---- Material
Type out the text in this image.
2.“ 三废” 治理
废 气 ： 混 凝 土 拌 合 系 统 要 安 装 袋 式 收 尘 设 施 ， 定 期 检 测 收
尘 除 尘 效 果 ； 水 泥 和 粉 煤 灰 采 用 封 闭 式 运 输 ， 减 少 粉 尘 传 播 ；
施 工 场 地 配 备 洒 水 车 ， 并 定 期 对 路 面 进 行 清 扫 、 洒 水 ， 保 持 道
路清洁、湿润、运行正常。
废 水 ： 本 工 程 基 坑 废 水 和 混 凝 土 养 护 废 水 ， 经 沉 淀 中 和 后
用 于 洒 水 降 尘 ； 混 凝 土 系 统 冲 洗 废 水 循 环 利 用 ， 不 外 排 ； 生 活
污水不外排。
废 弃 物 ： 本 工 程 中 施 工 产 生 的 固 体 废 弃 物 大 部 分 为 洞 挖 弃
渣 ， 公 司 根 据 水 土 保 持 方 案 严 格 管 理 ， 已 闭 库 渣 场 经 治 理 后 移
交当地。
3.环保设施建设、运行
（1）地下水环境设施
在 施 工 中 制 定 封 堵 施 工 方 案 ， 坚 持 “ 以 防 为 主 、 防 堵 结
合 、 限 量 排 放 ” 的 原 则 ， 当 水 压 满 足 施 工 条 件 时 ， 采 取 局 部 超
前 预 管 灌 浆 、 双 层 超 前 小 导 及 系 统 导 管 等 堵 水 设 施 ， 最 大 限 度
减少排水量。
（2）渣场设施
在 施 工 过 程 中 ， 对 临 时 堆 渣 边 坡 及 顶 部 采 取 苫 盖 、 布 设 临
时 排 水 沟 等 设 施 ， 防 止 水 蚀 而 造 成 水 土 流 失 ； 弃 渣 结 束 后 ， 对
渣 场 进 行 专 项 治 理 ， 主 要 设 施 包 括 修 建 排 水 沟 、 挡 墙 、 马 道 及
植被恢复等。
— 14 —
--------
*Exercise brief*. Every entry in the listing must be retyped exactly.

*Final result*.
Type out the text in this image.
2.“ 三废” 治理
废 气 ： 混 凝 土 拌 合 系 统 要 安 装 袋 式 收 尘 设 施 ， 定 期 检 测 收
尘 除 尘 效 果 ； 水 泥 和 粉 煤 灰 采 用 封 闭 式 运 输 ， 减 少 粉 尘 传 播 ；
施 工 场 地 配 备 洒 水 车 ， 并 定 期 对 路 面 进 行 清 扫 、 洒 水 ， 保 持 道
路清洁、湿润、运行正常。
废 水 ： 本 工 程 基 坑 废 水 和 混 凝 土 养 护 废 水 ， 经 沉 淀 中 和 后
用 于 洒 水 降 尘 ； 混 凝 土 系 统 冲 洗 废 水 循 环 利 用 ， 不 外 排 ； 生 活
污水不外排。
废 弃 物 ： 本 工 程 中 施 工 产 生 的 固 体 废 弃 物 大 部 分 为 洞 挖 弃
渣 ， 公 司 根 据 水 土 保 持 方 案 严 格 管 理 ， 已 闭 库 渣 场 经 治 理 后 移
交当地。
3.环保设施建设、运行
（1）地下水环境设施
在 施 工 中 制 定 封 堵 施 工 方 案 ， 坚 持 “ 以 防 为 主 、 防 堵 结
合 、 限 量 排 放 ” 的 原 则 ， 当 水 压 满 足 施 工 条 件 时 ， 采 取 局 部 超
前 预 管 灌 浆 、 双 层 超 前 小 导 及 系 统 导 管 等 堵 水 设 施 ， 最 大 限 度
减少排水量。
（2）渣场设施
在 施 工 过 程 中 ， 对 临 时 堆 渣 边 坡 及 顶 部 采 取 苫 盖 、 布 设 临
时 排 水 沟 等 设 施 ， 防 止 水 蚀 而 造 成 水 土 流 失 ； 弃 渣 结 束 后 ， 对
渣 场 进 行 专 项 治 理 ， 主 要 设 施 包 括 修 建 排 水 沟 、 挡 墙 、 马 道 及
植被恢复等。
— 14 —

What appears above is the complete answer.